Transcribe the listing that follows in full, omitting pictures.

[Dataset entries]
%%
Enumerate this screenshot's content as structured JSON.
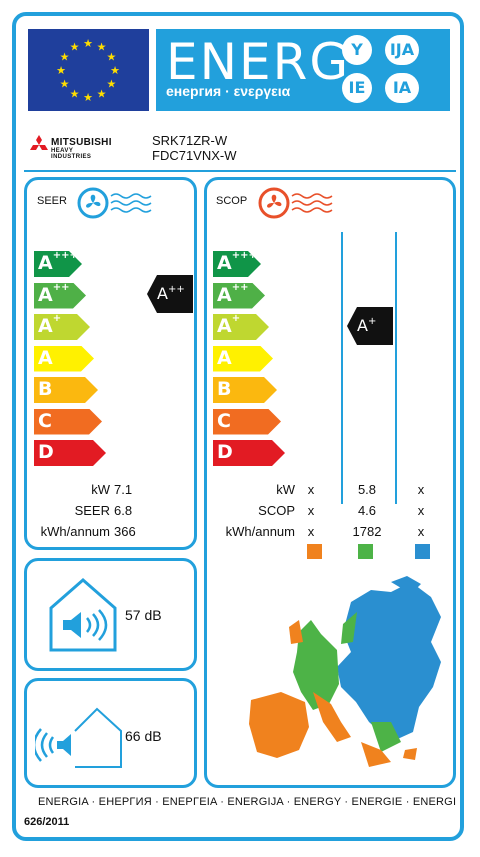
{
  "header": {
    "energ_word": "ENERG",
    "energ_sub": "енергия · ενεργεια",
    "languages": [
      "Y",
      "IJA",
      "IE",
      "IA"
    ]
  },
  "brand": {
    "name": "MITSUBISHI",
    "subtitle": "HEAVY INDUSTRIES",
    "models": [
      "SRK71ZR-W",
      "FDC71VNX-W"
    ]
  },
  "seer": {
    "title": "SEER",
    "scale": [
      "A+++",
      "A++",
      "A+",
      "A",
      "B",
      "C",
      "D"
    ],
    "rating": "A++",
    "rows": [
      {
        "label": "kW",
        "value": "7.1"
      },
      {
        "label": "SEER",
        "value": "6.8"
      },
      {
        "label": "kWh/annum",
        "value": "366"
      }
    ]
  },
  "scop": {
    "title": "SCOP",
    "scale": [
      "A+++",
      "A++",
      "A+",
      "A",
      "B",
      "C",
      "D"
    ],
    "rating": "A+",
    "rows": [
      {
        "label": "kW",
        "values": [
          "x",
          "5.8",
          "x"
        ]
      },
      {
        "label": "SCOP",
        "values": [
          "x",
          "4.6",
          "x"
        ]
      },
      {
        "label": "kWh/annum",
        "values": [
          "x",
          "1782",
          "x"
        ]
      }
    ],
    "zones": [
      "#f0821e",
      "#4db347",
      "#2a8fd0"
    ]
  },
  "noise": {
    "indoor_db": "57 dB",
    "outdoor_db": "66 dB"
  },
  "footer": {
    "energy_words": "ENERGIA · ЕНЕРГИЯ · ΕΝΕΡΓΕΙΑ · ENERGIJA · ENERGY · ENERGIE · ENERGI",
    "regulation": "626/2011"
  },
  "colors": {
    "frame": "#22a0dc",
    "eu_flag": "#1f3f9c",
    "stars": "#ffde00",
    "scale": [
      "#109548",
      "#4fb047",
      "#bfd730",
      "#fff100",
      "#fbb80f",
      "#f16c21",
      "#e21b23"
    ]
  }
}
%%
Exercise response —
Enumerate this screenshot's content as structured JSON.
{
  "header": {
    "energ_word": "ENERG",
    "energ_sub": "енергия · ενεργεια",
    "languages": [
      "Y",
      "IJA",
      "IE",
      "IA"
    ]
  },
  "brand": {
    "name": "MITSUBISHI",
    "subtitle": "HEAVY INDUSTRIES",
    "models": [
      "SRK71ZR-W",
      "FDC71VNX-W"
    ]
  },
  "seer": {
    "title": "SEER",
    "scale": [
      "A+++",
      "A++",
      "A+",
      "A",
      "B",
      "C",
      "D"
    ],
    "rating": "A++",
    "rows": [
      {
        "label": "kW",
        "value": "7.1"
      },
      {
        "label": "SEER",
        "value": "6.8"
      },
      {
        "label": "kWh/annum",
        "value": "366"
      }
    ]
  },
  "scop": {
    "title": "SCOP",
    "scale": [
      "A+++",
      "A++",
      "A+",
      "A",
      "B",
      "C",
      "D"
    ],
    "rating": "A+",
    "rows": [
      {
        "label": "kW",
        "values": [
          "x",
          "5.8",
          "x"
        ]
      },
      {
        "label": "SCOP",
        "values": [
          "x",
          "4.6",
          "x"
        ]
      },
      {
        "label": "kWh/annum",
        "values": [
          "x",
          "1782",
          "x"
        ]
      }
    ],
    "zones": [
      "#f0821e",
      "#4db347",
      "#2a8fd0"
    ]
  },
  "noise": {
    "indoor_db": "57 dB",
    "outdoor_db": "66 dB"
  },
  "footer": {
    "energy_words": "ENERGIA · ЕНЕРГИЯ · ΕΝΕΡΓΕΙΑ · ENERGIJA · ENERGY · ENERGIE · ENERGI",
    "regulation": "626/2011"
  },
  "colors": {
    "frame": "#22a0dc",
    "eu_flag": "#1f3f9c",
    "stars": "#ffde00",
    "scale": [
      "#109548",
      "#4fb047",
      "#bfd730",
      "#fff100",
      "#fbb80f",
      "#f16c21",
      "#e21b23"
    ]
  }
}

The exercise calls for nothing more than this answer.